What is needed: Comb the records below for the string "triangle" and copy each line where it turns up.

Recorded data:
╭──
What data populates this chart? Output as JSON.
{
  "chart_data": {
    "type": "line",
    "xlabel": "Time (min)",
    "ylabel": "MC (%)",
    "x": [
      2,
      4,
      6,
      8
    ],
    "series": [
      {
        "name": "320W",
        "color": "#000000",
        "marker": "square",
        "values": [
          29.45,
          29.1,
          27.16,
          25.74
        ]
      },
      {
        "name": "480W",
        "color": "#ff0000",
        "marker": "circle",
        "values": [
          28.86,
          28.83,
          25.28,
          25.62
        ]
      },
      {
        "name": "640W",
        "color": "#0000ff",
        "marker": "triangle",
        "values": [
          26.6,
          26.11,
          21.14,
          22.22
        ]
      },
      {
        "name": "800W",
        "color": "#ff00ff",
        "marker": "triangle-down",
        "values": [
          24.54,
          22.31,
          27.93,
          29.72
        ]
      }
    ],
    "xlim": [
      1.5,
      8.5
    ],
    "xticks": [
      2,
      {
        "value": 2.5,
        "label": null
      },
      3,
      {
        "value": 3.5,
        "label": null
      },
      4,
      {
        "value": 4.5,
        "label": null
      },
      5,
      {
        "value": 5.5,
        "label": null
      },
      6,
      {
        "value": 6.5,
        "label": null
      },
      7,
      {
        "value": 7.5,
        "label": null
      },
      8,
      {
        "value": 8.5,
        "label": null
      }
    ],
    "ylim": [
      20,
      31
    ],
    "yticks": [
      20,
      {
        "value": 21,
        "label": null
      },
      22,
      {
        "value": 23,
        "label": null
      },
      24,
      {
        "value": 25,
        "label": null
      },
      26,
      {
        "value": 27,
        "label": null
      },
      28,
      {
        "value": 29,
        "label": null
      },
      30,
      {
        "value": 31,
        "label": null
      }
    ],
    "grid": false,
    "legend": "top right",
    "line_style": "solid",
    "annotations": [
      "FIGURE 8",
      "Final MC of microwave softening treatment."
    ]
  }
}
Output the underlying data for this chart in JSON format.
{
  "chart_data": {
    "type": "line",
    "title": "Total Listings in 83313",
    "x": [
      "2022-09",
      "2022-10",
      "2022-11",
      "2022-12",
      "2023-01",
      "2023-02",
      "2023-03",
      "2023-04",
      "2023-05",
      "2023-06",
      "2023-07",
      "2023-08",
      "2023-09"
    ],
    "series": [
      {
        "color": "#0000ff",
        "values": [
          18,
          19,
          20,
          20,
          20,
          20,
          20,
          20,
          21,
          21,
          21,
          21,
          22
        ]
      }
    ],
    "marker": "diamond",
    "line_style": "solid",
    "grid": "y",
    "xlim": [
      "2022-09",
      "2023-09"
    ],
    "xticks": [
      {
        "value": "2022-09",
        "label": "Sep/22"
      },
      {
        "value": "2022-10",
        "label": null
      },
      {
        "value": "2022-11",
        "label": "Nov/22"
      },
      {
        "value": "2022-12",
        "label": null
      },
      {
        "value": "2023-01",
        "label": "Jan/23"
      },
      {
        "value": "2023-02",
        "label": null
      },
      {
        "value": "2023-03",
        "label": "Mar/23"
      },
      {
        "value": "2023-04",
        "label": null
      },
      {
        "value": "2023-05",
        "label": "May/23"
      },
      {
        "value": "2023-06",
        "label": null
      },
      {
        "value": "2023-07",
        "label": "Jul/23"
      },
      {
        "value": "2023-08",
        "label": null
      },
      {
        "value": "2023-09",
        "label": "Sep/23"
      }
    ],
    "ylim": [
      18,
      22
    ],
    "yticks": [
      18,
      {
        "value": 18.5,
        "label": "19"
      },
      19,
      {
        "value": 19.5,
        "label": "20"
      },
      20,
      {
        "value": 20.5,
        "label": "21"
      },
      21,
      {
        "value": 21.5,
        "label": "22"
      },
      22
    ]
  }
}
╰──
Solution for this problem:
        "marker": "triangle",
        "marker": "triangle-down",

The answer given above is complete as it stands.